OBJECTIVE: What follows are records. Restate all of them word for word.

PROVIDED DATA:
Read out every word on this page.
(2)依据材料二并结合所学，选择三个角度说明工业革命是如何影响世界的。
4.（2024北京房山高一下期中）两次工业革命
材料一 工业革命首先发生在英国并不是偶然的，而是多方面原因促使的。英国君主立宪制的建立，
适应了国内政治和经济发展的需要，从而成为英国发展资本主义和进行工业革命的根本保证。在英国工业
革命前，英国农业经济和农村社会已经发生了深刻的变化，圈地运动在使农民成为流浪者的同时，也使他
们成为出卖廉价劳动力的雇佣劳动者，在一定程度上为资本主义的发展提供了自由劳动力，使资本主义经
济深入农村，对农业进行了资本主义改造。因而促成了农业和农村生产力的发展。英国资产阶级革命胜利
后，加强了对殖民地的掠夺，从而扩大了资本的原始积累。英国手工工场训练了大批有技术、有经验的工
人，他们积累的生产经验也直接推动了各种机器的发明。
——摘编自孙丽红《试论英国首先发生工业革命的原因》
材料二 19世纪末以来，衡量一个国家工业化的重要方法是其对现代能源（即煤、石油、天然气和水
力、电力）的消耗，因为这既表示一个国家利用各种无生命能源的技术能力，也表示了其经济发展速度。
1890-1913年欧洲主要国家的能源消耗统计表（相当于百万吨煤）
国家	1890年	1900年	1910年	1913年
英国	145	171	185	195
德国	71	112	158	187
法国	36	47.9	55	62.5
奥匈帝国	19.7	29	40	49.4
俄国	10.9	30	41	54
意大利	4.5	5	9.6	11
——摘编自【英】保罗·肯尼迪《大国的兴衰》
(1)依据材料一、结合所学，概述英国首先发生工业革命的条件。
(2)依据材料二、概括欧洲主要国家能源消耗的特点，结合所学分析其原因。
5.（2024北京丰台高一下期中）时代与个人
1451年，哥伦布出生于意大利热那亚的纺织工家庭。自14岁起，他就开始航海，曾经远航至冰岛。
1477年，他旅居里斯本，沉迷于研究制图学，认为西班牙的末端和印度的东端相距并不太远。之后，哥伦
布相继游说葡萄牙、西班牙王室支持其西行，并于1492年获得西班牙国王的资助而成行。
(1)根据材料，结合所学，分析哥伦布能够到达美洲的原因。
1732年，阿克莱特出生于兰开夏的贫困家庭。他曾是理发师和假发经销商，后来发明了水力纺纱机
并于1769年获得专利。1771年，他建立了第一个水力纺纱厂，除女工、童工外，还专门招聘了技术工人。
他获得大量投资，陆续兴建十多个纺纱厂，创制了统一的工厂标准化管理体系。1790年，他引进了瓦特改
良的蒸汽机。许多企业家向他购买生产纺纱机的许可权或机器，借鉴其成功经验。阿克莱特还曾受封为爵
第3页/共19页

TASK OUTPUT:
Read out every word on this page.
(2)依据材料二并结合所学，选择三个角度说明工业革命是如何影响世界的。
4.（2024北京房山高一下期中）两次工业革命
材料一 工业革命首先发生在英国并不是偶然的，而是多方面原因促使的。英国君主立宪制的建立，
适应了国内政治和经济发展的需要，从而成为英国发展资本主义和进行工业革命的根本保证。在英国工业
革命前，英国农业经济和农村社会已经发生了深刻的变化，圈地运动在使农民成为流浪者的同时，也使他
们成为出卖廉价劳动力的雇佣劳动者，在一定程度上为资本主义的发展提供了自由劳动力，使资本主义经
济深入农村，对农业进行了资本主义改造。因而促成了农业和农村生产力的发展。英国资产阶级革命胜利
后，加强了对殖民地的掠夺，从而扩大了资本的原始积累。英国手工工场训练了大批有技术、有经验的工
人，他们积累的生产经验也直接推动了各种机器的发明。
——摘编自孙丽红《试论英国首先发生工业革命的原因》
材料二 19世纪末以来，衡量一个国家工业化的重要方法是其对现代能源（即煤、石油、天然气和水
力、电力）的消耗，因为这既表示一个国家利用各种无生命能源的技术能力，也表示了其经济发展速度。
1890-1913年欧洲主要国家的能源消耗统计表（相当于百万吨煤）
国家	1890年	1900年	1910年	1913年
英国	145	171	185	195
德国	71	112	158	187
法国	36	47.9	55	62.5
奥匈帝国	19.7	29	40	49.4
俄国	10.9	30	41	54
意大利	4.5	5	9.6	11
——摘编自【英】保罗·肯尼迪《大国的兴衰》
(1)依据材料一、结合所学，概述英国首先发生工业革命的条件。
(2)依据材料二、概括欧洲主要国家能源消耗的特点，结合所学分析其原因。
5.（2024北京丰台高一下期中）时代与个人
1451年，哥伦布出生于意大利热那亚的纺织工家庭。自14岁起，他就开始航海，曾经远航至冰岛。
1477年，他旅居里斯本，沉迷于研究制图学，认为西班牙的末端和印度的东端相距并不太远。之后，哥伦
布相继游说葡萄牙、西班牙王室支持其西行，并于1492年获得西班牙国王的资助而成行。
(1)根据材料，结合所学，分析哥伦布能够到达美洲的原因。
1732年，阿克莱特出生于兰开夏的贫困家庭。他曾是理发师和假发经销商，后来发明了水力纺纱机
并于1769年获得专利。1771年，他建立了第一个水力纺纱厂，除女工、童工外，还专门招聘了技术工人。
他获得大量投资，陆续兴建十多个纺纱厂，创制了统一的工厂标准化管理体系。1790年，他引进了瓦特改
良的蒸汽机。许多企业家向他购买生产纺纱机的许可权或机器，借鉴其成功经验。阿克莱特还曾受封为爵
第3页/共19页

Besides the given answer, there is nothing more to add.